Text shown:
Despite his on-ice trickery and this off-ice allegation, Callie continued to dominate skating in America during this period, winning the next four Championships Of America. In late October 1871, ice was installed at the Metropolitan Theatre and Callie performed "a great double and single comic and fancy skating act" with Billie Burt in conjunction with a production of John Baldwin Buckstone's "Green Bushes; Or, A Hundred Years Ago". He was also an accomplished roller skater. Callie was the organizer and manager of the Championship of the Pacific Coast in roller skating in San Francisco in 1872. According to a September 1, 1872 article, he "went through each piece before the contestants, and in their presence Mr. Curtis was applauded to the echo when he led off in the first piece. He skims over the boards as gracefully with the clumsy roller skates as if he were sliding on smooth ice... and performs as many different feats". His demonstration of the elements that would be judged at that event totalled over twenty different figures, steps and "specialties, embracing original and peculiar movements". Callie also mentored a young skater named Johnnie Cooke of Cleveland, Ohio, who earned the reputation as "the human top" for his impressively fast spinning ability. Reportedly, his double-flat spin later popularized by Sonja Henie was a sight to behold. Tragically, Cooke died at only twenty years of age, never finding the same success in competition as his accomplished coach.
Here's where Callie's story collides with that of Mabel Davidson, whose career and life we explored back in January. A roller and figure skater from Concord, Massachusetts named Carrie Augusta Moore had put together an exhibition tour of Europe in 1873. Callie headed over with E.T. Goodrich to skate in that tour, paving the way for the Davidson family (with Mabel as the star attraction) to tour London and Paris in 1896. The absence of the reigning champion would have obviously opened the door for a new champion and I'm sure some of his competitors couldn't have been happier. An undated newspaper clipping from the era found in the Canadian Jewish Heritage Network's Louis Rubenstein collection noted that Callie was "no longer a resident of Chicago, and living now in Europe, will not trouble the aspirants for his title with his presence." Certainly has a bit of a "don't let the door hit you on the way out" ring to it, doesn't it?

Excerpted records:
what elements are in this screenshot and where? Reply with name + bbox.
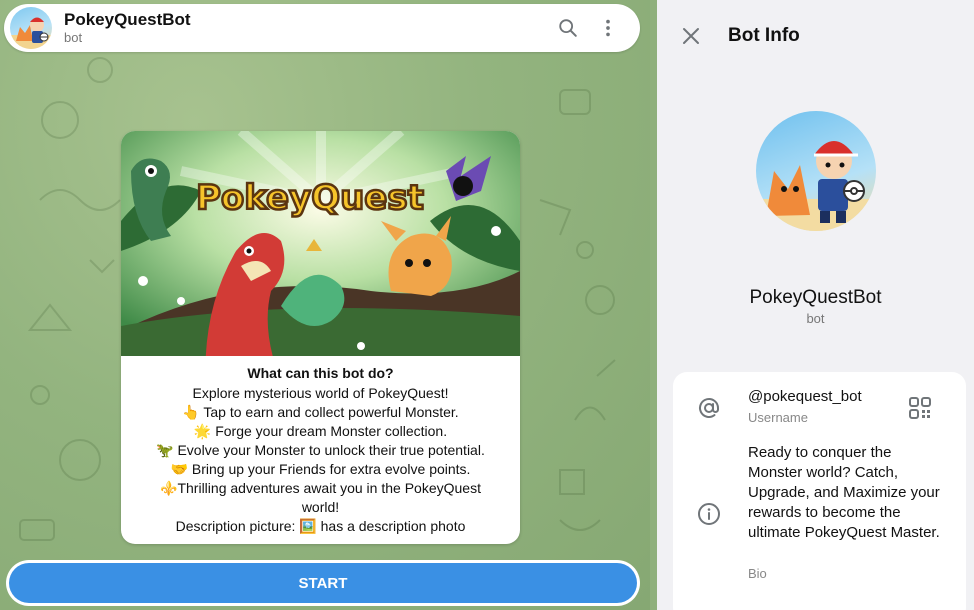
card-line: Description picture: 🖼️ has a descriptio…: [175, 518, 466, 534]
header-text[interactable]: PokeyQuestBot bot: [64, 10, 548, 46]
username-label: Username: [748, 410, 808, 425]
info-card: @pokequest_bot Username Ready to conquer…: [673, 372, 966, 610]
bio-text: Ready to conquer the Monster world? Catc…: [748, 444, 940, 541]
card-heading: What can this bot do?: [247, 365, 394, 381]
chat-area: PokeyQuestBot bot PokeyQuest What can th…: [0, 0, 650, 610]
more-vertical-icon: [606, 19, 610, 37]
bot-profile-avatar[interactable]: [756, 111, 876, 231]
bot-avatar[interactable]: [10, 7, 52, 49]
bot-description-card: PokeyQuest What can this bot do? Explore…: [121, 131, 520, 544]
panel-title: Bot Info: [728, 25, 800, 46]
info-icon: [696, 501, 722, 527]
card-body: What can this bot do? Explore mysterious…: [121, 356, 520, 536]
bot-info-panel: Bot Info PokeyQuestBot bot @pokequest_bo…: [657, 0, 974, 610]
username-value[interactable]: @pokequest_bot: [748, 388, 862, 405]
card-line: world!: [301, 499, 340, 515]
close-icon: [683, 28, 699, 44]
chat-title: PokeyQuestBot: [64, 10, 191, 29]
card-line: 🤝 Bring up your Friends for extra evolve…: [170, 461, 471, 477]
search-button[interactable]: [548, 8, 588, 48]
qr-code-icon: [909, 397, 931, 419]
bot-profile-image: [756, 141, 876, 231]
banner-logo-text: PokeyQuest: [196, 178, 424, 218]
card-line: 👆 Tap to earn and collect powerful Monst…: [182, 404, 459, 420]
panel-header: Bot Info: [657, 0, 974, 72]
bot-banner-image: PokeyQuest: [121, 131, 520, 356]
start-bar: START: [6, 560, 640, 606]
card-line: 🦖 Evolve your Monster to unlock their tr…: [156, 442, 485, 458]
chat-subtitle: bot: [64, 30, 83, 45]
card-line: ⚜️Thrilling adventures await you in the …: [160, 480, 481, 496]
start-button[interactable]: START: [9, 563, 637, 603]
bot-name: PokeyQuestBot: [749, 287, 882, 308]
bot-type-label: bot: [806, 311, 825, 326]
bot-avatar-image: [10, 17, 52, 49]
card-line: 🌟 Forge your dream Monster collection.: [193, 423, 448, 439]
at-sign-icon: [696, 395, 722, 421]
search-icon: [559, 19, 577, 37]
chat-header[interactable]: PokeyQuestBot bot: [4, 4, 640, 52]
qr-code-button[interactable]: [908, 396, 936, 424]
close-button[interactable]: [675, 20, 707, 52]
card-line: Explore mysterious world of PokeyQuest!: [192, 385, 449, 401]
bio-label: Bio: [748, 566, 767, 581]
more-options-button[interactable]: [588, 8, 628, 48]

Task prompt: Can you reproduce the passage above about Callie's skating career word for word, in full?

Exercise output:
Despite his on-ice trickery and this off-ice allegation, Callie continued to dominate skating in America during this period, winning the next four Championships Of America. In late October 1871, ice was installed at the Metropolitan Theatre and Callie performed "a great double and single comic and fancy skating act" with Billie Burt in conjunction with a production of John Baldwin Buckstone's "Green Bushes; Or, A Hundred Years Ago". He was also an accomplished roller skater. Callie was the organizer and manager of the Championship of the Pacific Coast in roller skating in San Francisco in 1872. According to a September 1, 1872 article, he "went through each piece before the contestants, and in their presence Mr. Curtis was applauded to the echo when he led off in the first piece. He skims over the boards as gracefully with the clumsy roller skates as if he were sliding on smooth ice... and performs as many different feats". His demonstration of the elements that would be judged at that event totalled over twenty different figures, steps and "specialties, embracing original and peculiar movements". Callie also mentored a young skater named Johnnie Cooke of Cleveland, Ohio, who earned the reputation as "the human top" for his impressively fast spinning ability. Reportedly, his double-flat spin later popularized by Sonja Henie was a sight to behold. Tragically, Cooke died at only twenty years of age, never finding the same success in competition as his accomplished coach.
Here's where Callie's story collides with that of Mabel Davidson, whose career and life we explored back in January. A roller and figure skater from Concord, Massachusetts named Carrie Augusta Moore had put together an exhibition tour of Europe in 1873. Callie headed over with E.T. Goodrich to skate in that tour, paving the way for the Davidson family (with Mabel as the star attraction) to tour London and Paris in 1896. The absence of the reigning champion would have obviously opened the door for a new champion and I'm sure some of his competitors couldn't have been happier. An undated newspaper clipping from the era found in the Canadian Jewish Heritage Network's Louis Rubenstein collection noted that Callie was "no longer a resident of Chicago, and living now in Europe, will not trouble the aspirants for his title with his presence." Certainly has a bit of a "don't let the door hit you on the way out" ring to it, doesn't it?